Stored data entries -

==================================================

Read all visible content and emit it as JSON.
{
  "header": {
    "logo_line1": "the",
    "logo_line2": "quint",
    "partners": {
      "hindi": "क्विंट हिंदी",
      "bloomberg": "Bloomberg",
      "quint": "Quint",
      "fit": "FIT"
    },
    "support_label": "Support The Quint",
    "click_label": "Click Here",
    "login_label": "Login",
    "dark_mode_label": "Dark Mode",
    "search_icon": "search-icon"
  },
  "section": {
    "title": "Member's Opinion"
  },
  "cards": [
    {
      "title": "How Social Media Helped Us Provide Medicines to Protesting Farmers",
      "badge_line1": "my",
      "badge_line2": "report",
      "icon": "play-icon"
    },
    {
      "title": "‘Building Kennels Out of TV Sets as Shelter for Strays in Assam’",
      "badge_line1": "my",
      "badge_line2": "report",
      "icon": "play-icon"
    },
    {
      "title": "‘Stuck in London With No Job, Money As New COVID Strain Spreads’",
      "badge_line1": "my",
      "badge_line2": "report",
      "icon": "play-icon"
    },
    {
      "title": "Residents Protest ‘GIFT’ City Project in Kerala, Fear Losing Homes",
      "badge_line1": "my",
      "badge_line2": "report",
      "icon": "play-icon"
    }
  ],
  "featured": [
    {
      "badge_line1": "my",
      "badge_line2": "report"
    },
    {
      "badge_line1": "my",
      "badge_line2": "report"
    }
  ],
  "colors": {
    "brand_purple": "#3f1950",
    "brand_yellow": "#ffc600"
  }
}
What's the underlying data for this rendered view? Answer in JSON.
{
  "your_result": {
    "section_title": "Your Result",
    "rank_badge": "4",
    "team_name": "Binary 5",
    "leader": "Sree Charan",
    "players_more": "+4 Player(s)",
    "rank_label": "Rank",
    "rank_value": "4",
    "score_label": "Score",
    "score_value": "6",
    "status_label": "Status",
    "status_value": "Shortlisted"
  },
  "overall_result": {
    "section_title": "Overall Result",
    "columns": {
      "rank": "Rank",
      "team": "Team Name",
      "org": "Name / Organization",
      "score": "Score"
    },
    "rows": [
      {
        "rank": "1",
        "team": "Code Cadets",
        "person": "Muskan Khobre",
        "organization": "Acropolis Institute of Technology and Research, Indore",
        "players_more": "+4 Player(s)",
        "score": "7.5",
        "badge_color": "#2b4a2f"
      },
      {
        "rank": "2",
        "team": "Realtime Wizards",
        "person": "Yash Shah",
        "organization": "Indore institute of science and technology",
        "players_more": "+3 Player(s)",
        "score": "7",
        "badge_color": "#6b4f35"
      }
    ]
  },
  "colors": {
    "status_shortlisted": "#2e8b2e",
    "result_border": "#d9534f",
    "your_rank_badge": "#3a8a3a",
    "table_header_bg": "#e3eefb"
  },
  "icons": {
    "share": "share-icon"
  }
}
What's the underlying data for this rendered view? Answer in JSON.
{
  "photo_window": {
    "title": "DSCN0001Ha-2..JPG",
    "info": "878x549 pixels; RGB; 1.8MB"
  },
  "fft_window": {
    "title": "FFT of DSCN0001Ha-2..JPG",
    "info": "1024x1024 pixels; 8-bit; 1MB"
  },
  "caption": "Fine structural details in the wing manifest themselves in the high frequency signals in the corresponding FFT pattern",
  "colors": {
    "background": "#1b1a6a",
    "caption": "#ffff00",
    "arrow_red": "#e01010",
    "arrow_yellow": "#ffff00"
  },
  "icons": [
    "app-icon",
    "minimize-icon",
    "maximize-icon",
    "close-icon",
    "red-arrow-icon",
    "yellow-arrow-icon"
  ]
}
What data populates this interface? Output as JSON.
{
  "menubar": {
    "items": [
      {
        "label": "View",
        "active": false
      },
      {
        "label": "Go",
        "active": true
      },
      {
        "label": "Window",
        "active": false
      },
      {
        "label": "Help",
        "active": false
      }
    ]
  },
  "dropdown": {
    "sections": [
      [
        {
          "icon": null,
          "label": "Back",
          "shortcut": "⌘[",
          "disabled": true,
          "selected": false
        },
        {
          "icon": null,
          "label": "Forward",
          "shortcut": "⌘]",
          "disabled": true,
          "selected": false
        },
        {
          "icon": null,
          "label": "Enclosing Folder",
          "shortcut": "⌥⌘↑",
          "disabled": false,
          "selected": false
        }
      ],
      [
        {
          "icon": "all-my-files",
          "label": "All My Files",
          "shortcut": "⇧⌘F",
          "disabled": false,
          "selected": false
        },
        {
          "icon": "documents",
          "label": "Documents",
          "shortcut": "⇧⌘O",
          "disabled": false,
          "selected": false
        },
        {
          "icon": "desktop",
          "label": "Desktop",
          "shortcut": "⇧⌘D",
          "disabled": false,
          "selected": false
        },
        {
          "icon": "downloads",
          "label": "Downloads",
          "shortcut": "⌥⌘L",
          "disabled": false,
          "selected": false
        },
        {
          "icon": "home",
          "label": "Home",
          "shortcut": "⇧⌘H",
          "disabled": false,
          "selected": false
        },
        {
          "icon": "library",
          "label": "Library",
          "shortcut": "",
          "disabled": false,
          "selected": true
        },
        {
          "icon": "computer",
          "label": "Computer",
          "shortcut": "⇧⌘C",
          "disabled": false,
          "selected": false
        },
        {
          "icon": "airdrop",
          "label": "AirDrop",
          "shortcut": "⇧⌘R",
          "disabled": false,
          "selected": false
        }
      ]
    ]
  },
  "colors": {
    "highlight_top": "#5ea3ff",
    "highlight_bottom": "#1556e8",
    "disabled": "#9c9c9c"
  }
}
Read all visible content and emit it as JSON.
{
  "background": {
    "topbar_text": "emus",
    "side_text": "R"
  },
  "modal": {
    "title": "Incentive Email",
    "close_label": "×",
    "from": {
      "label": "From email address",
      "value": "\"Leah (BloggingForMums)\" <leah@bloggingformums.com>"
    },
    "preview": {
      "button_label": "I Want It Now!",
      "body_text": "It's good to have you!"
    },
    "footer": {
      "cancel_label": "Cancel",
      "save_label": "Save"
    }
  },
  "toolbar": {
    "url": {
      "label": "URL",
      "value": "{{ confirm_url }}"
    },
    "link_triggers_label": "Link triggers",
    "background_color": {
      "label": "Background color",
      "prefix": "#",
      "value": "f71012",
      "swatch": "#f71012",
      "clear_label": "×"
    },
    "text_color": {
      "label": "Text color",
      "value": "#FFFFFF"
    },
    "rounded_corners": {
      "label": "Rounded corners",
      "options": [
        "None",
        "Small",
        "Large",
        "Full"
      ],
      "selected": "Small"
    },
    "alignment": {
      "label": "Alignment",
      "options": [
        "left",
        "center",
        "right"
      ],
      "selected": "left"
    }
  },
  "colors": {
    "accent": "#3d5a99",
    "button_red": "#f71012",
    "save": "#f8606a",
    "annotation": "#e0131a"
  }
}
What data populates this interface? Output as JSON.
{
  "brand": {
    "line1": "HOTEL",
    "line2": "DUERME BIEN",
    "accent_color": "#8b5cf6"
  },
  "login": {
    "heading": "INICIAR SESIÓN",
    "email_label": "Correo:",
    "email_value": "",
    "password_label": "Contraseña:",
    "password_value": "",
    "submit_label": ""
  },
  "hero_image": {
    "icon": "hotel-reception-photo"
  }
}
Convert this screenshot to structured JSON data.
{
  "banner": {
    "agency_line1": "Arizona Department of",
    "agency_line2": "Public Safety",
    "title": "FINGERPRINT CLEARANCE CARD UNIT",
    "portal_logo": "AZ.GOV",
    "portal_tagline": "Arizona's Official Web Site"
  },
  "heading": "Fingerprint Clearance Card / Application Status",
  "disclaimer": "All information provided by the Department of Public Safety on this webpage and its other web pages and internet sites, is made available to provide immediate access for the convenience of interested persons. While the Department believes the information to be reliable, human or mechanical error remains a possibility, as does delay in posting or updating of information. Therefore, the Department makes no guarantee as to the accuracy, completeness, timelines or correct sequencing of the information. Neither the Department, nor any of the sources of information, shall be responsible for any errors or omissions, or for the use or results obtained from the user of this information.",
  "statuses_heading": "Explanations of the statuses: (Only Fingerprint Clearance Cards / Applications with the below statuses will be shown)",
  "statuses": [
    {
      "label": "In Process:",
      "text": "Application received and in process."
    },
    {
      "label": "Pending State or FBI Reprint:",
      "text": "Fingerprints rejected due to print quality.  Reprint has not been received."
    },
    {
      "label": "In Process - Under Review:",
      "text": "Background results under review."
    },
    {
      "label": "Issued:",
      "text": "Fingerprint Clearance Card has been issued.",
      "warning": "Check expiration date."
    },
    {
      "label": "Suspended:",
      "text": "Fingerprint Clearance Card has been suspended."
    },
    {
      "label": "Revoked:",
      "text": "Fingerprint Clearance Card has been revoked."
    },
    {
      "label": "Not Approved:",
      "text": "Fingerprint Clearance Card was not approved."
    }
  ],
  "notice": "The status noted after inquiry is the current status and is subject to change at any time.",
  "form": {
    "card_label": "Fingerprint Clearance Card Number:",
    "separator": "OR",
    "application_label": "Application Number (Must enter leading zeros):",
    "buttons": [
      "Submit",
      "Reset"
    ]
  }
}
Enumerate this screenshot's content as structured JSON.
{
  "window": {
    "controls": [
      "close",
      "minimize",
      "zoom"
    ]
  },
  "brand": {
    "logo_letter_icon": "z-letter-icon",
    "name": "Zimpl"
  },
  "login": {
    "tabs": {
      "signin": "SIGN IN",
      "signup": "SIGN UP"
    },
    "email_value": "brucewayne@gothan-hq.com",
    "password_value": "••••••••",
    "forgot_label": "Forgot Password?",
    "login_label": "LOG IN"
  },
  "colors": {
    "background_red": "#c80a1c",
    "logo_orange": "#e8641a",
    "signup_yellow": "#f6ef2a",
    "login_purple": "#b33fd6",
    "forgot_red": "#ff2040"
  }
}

==================================================

Objective - For the listing above, identify each line bearing "Number".

Finished task -
    "card_label": "Fingerprint Clearance Card Number:",
    "application_label": "Application Number (Must enter leading zeros):",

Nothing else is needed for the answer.